TASK OBJECTIVE - Pictures do not belong in the copy. Return all of the entries exactly.

THE INPUT -
^^^^^^^^^^^^^^^^
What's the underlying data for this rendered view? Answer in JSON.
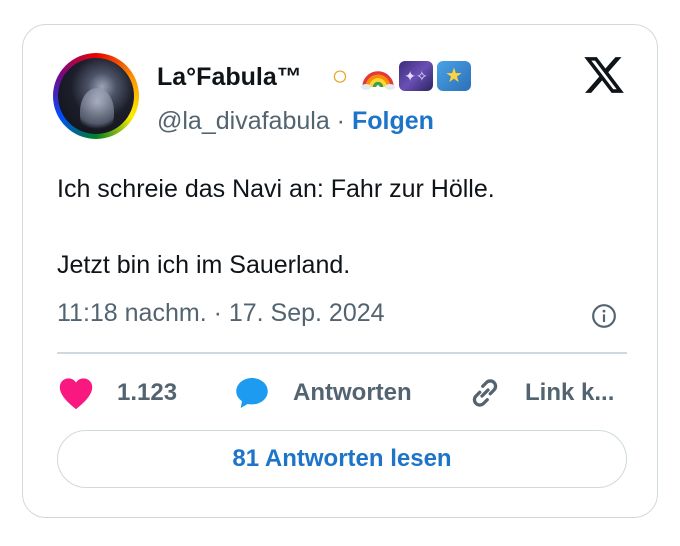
{
  "author": {
    "display_name": "La°Fabula™",
    "emojis": [
      "ring-emoji",
      "rainbow-emoji",
      "milky-way-emoji",
      "shooting-star-emoji"
    ],
    "handle": "@la_divafabula",
    "separator": "·",
    "follow_label": "Folgen"
  },
  "post": {
    "lines": [
      "Ich schreie das Navi an: Fahr zur Hölle.",
      "Jetzt bin ich im Sauerland."
    ],
    "timestamp": "11:18 nachm. · 17. Sep. 2024"
  },
  "actions": {
    "like_count": "1.123",
    "reply_label": "Antworten",
    "link_label": "Link k..."
  },
  "read_replies_label": "81 Antworten lesen",
  "colors": {
    "accent": "#1d74c9",
    "like": "#f91880",
    "reply": "#1d9bf0",
    "muted": "#536471"
  }
}
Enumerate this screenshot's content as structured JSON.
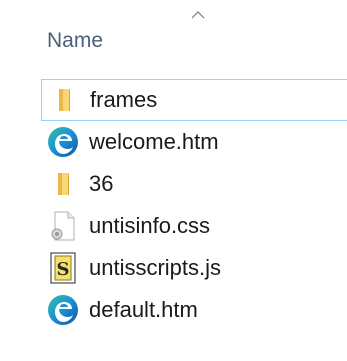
{
  "header": {
    "column_name": "Name",
    "sort_icon": "chevron-up-icon"
  },
  "files": [
    {
      "name": "frames",
      "icon": "folder-icon",
      "selected": true
    },
    {
      "name": "welcome.htm",
      "icon": "edge-html-icon",
      "selected": false
    },
    {
      "name": "36",
      "icon": "folder-icon",
      "selected": false
    },
    {
      "name": "untisinfo.css",
      "icon": "css-file-icon",
      "selected": false
    },
    {
      "name": "untisscripts.js",
      "icon": "js-script-icon",
      "selected": false
    },
    {
      "name": "default.htm",
      "icon": "edge-html-icon",
      "selected": false
    }
  ],
  "colors": {
    "folder": "#f8d775",
    "selection_border": "#99d1ff",
    "header_text": "#4c607a",
    "edge_blue": "#0c59a4",
    "edge_green": "#34c2a2"
  }
}
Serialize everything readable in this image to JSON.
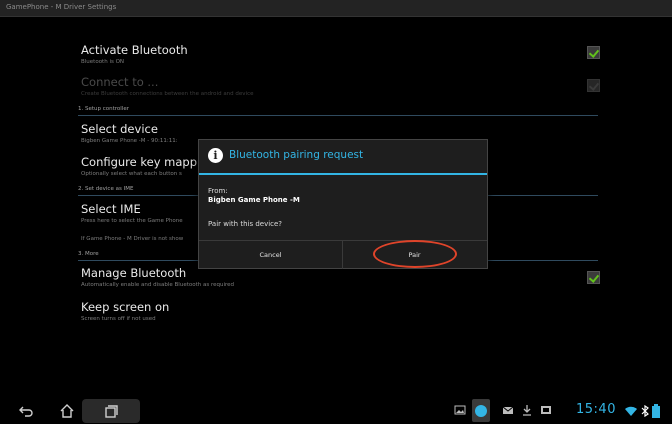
{
  "app": {
    "title": "GamePhone - M Driver Settings"
  },
  "prefs": {
    "activate_bt": {
      "title": "Activate Bluetooth",
      "summary": "Bluetooth is ON",
      "checked": true
    },
    "connect_to": {
      "title": "Connect to ...",
      "summary": "Create Bluetooth connections between the android and device",
      "checked": true
    },
    "section_setup": "1. Setup controller",
    "select_device": {
      "title": "Select device",
      "summary": "Bigben Game Phone -M - 90:11:11:"
    },
    "config_keys": {
      "title": "Configure key mapping",
      "summary": "Optionally select what each button s"
    },
    "section_ime": "2. Set device as IME",
    "select_ime": {
      "title": "Select IME",
      "summary": "Press here to select the Game Phone"
    },
    "ime_note": "If Game Phone - M Driver is not show",
    "section_more": "3. More",
    "manage_bt": {
      "title": "Manage Bluetooth",
      "summary": "Automatically enable and disable Bluetooth as required",
      "checked": true
    },
    "keep_screen": {
      "title": "Keep screen on",
      "summary": "Screen turns off if not used"
    }
  },
  "dialog": {
    "title": "Bluetooth pairing request",
    "from_label": "From:",
    "device_name": "Bigben Game Phone -M",
    "question": "Pair with this device?",
    "cancel_label": "Cancel",
    "pair_label": "Pair"
  },
  "status": {
    "clock": "15:40"
  },
  "colors": {
    "accent": "#33b5e5",
    "check": "#62c11c",
    "highlight": "#e0442a"
  }
}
^^^^^^^^^^^^^^^^
THE SOLUTION -
What's the underlying data for this rendered view? Answer in JSON.
{
  "author": {
    "display_name": "La°Fabula™",
    "emojis": [
      "ring-emoji",
      "rainbow-emoji",
      "milky-way-emoji",
      "shooting-star-emoji"
    ],
    "handle": "@la_divafabula",
    "separator": "·",
    "follow_label": "Folgen"
  },
  "post": {
    "lines": [
      "Ich schreie das Navi an: Fahr zur Hölle.",
      "Jetzt bin ich im Sauerland."
    ],
    "timestamp": "11:18 nachm. · 17. Sep. 2024"
  },
  "actions": {
    "like_count": "1.123",
    "reply_label": "Antworten",
    "link_label": "Link k..."
  },
  "read_replies_label": "81 Antworten lesen",
  "colors": {
    "accent": "#1d74c9",
    "like": "#f91880",
    "reply": "#1d9bf0",
    "muted": "#536471"
  }
}
Enumerate this screenshot's content as structured JSON.
{
  "header": {
    "column_name": "Name",
    "sort_icon": "chevron-up-icon"
  },
  "files": [
    {
      "name": "frames",
      "icon": "folder-icon",
      "selected": true
    },
    {
      "name": "welcome.htm",
      "icon": "edge-html-icon",
      "selected": false
    },
    {
      "name": "36",
      "icon": "folder-icon",
      "selected": false
    },
    {
      "name": "untisinfo.css",
      "icon": "css-file-icon",
      "selected": false
    },
    {
      "name": "untisscripts.js",
      "icon": "js-script-icon",
      "selected": false
    },
    {
      "name": "default.htm",
      "icon": "edge-html-icon",
      "selected": false
    }
  ],
  "colors": {
    "folder": "#f8d775",
    "selection_border": "#99d1ff",
    "header_text": "#4c607a",
    "edge_blue": "#0c59a4",
    "edge_green": "#34c2a2"
  }
}
Serialize everything readable in this image to JSON.
{
  "app": {
    "title": "GamePhone - M Driver Settings"
  },
  "prefs": {
    "activate_bt": {
      "title": "Activate Bluetooth",
      "summary": "Bluetooth is ON",
      "checked": true
    },
    "connect_to": {
      "title": "Connect to ...",
      "summary": "Create Bluetooth connections between the android and device",
      "checked": true
    },
    "section_setup": "1. Setup controller",
    "select_device": {
      "title": "Select device",
      "summary": "Bigben Game Phone -M - 90:11:11:"
    },
    "config_keys": {
      "title": "Configure key mapping",
      "summary": "Optionally select what each button s"
    },
    "section_ime": "2. Set device as IME",
    "select_ime": {
      "title": "Select IME",
      "summary": "Press here to select the Game Phone"
    },
    "ime_note": "If Game Phone - M Driver is not show",
    "section_more": "3. More",
    "manage_bt": {
      "title": "Manage Bluetooth",
      "summary": "Automatically enable and disable Bluetooth as required",
      "checked": true
    },
    "keep_screen": {
      "title": "Keep screen on",
      "summary": "Screen turns off if not used"
    }
  },
  "dialog": {
    "title": "Bluetooth pairing request",
    "from_label": "From:",
    "device_name": "Bigben Game Phone -M",
    "question": "Pair with this device?",
    "cancel_label": "Cancel",
    "pair_label": "Pair"
  },
  "status": {
    "clock": "15:40"
  },
  "colors": {
    "accent": "#33b5e5",
    "check": "#62c11c",
    "highlight": "#e0442a"
  }
}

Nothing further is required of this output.